> **DIRECTIVE**
Within the data below, state how many lines contain the string "structured". Provide the number only.

.....

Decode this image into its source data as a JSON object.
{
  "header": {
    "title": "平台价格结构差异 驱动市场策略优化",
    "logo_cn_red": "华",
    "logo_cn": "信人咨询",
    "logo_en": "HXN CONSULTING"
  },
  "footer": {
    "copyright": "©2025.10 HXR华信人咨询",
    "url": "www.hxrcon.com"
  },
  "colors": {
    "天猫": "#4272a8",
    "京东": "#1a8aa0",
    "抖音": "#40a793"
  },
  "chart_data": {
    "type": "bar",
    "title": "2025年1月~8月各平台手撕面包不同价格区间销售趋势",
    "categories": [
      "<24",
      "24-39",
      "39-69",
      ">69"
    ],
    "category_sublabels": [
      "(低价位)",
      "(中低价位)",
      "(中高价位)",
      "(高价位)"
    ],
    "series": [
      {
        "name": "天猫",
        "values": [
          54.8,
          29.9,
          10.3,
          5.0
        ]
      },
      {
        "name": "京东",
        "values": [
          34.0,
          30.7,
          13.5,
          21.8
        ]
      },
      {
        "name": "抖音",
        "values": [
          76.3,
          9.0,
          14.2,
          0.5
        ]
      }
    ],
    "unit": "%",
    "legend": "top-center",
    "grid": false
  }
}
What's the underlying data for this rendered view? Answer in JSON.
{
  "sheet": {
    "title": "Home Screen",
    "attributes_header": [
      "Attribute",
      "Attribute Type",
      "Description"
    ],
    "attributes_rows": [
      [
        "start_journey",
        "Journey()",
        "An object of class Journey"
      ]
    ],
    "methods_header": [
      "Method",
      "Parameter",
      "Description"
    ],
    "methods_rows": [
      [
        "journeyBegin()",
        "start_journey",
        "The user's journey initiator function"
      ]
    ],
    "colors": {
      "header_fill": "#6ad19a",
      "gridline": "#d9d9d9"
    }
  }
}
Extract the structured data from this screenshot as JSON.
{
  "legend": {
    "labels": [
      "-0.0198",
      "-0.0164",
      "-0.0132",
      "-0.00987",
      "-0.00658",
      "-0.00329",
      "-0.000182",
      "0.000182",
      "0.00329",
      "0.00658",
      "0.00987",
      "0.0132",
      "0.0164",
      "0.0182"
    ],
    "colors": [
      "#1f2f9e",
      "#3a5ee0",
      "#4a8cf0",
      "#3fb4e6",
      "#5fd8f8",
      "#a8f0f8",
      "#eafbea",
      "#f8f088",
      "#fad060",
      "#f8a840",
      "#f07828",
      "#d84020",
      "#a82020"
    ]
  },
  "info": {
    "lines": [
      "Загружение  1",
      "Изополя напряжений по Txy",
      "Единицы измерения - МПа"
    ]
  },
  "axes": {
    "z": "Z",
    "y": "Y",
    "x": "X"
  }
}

.....

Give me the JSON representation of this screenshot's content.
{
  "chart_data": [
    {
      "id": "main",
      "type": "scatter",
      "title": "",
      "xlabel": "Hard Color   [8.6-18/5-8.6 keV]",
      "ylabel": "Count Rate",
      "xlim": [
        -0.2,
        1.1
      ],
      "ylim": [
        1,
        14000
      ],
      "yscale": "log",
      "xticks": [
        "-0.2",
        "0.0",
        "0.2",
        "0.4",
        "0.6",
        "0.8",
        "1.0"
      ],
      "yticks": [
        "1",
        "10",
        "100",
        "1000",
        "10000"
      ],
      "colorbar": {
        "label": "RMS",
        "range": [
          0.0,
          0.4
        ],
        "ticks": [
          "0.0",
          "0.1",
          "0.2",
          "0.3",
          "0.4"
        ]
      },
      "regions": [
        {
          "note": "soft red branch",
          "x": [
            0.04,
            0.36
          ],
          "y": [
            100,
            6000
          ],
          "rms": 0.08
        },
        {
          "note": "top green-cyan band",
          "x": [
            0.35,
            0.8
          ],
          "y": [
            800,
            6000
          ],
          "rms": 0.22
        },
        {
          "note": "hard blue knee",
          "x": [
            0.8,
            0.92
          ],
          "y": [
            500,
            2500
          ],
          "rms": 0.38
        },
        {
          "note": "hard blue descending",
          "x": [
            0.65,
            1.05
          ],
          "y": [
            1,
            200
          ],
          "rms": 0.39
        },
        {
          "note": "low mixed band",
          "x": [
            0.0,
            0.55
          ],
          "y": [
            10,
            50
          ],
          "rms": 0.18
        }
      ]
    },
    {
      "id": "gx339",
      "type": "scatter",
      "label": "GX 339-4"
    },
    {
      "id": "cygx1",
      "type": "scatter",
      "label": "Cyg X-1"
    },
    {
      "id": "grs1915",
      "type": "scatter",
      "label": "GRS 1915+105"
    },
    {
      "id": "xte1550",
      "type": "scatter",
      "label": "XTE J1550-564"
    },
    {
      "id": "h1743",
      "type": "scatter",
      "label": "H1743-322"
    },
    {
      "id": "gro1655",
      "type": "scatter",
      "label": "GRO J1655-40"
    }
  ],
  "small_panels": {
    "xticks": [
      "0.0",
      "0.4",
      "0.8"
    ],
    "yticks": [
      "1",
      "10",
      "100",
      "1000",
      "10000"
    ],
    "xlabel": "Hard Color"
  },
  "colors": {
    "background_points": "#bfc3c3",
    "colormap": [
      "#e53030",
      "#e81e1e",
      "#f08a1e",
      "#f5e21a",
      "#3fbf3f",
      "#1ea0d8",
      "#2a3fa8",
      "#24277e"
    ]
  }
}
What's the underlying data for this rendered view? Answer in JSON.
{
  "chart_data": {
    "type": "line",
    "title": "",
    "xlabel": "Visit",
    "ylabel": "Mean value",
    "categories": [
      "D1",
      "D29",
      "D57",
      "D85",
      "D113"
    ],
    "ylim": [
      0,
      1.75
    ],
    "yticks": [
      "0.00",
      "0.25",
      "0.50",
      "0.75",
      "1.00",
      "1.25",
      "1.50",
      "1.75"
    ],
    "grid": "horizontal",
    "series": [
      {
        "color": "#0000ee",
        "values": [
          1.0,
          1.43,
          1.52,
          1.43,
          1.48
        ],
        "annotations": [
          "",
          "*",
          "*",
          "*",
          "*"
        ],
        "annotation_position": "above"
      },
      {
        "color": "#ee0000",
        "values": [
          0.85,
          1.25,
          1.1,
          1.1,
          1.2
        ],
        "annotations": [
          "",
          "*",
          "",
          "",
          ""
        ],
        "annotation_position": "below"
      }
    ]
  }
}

.....

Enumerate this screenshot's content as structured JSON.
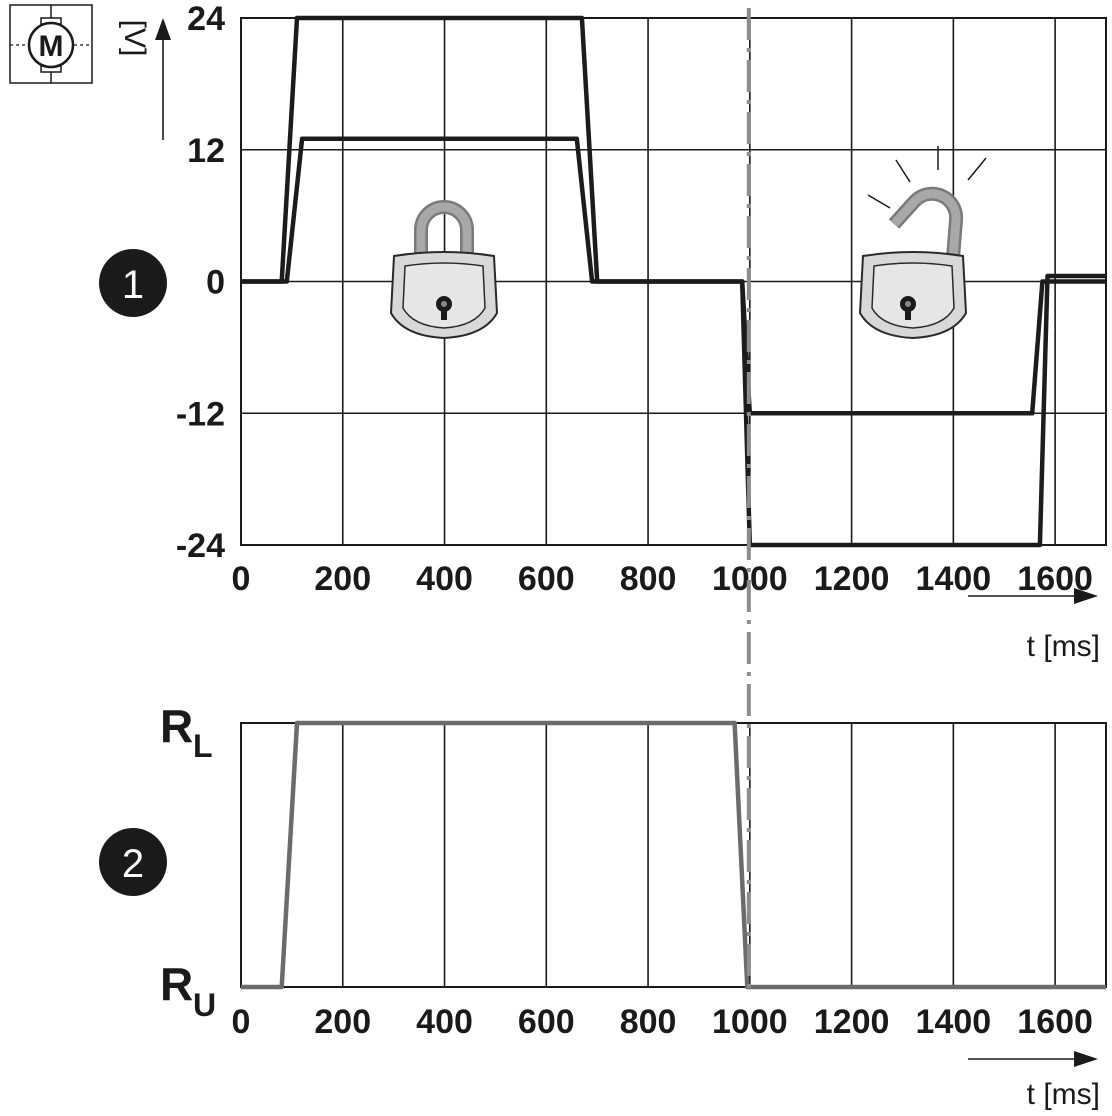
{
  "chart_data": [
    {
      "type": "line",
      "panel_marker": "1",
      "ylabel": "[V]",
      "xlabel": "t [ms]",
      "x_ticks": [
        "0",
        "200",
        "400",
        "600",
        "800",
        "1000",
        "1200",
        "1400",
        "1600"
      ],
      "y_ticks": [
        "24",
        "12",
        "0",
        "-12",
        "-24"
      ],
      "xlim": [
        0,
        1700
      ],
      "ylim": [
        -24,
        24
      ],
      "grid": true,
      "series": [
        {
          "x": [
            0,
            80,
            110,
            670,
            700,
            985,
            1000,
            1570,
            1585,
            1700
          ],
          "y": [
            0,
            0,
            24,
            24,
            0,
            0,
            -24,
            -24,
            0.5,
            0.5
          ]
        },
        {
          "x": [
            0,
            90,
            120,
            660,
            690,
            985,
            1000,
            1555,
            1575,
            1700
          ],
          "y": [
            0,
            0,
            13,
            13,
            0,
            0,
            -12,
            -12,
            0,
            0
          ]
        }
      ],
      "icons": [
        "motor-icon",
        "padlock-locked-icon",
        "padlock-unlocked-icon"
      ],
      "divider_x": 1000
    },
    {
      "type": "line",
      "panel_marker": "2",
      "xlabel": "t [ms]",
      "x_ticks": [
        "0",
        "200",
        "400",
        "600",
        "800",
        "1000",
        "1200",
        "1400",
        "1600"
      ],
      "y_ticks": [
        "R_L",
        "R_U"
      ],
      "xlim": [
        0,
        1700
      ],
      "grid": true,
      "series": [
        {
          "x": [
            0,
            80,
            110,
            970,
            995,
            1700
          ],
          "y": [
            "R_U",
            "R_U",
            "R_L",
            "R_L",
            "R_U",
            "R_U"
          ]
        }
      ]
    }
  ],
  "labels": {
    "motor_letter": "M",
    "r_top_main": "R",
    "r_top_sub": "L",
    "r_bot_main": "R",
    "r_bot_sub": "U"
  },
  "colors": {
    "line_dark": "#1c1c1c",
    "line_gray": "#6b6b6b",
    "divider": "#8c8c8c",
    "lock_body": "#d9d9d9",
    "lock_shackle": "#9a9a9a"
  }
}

.....

> **RESULT OF THE TASK**
2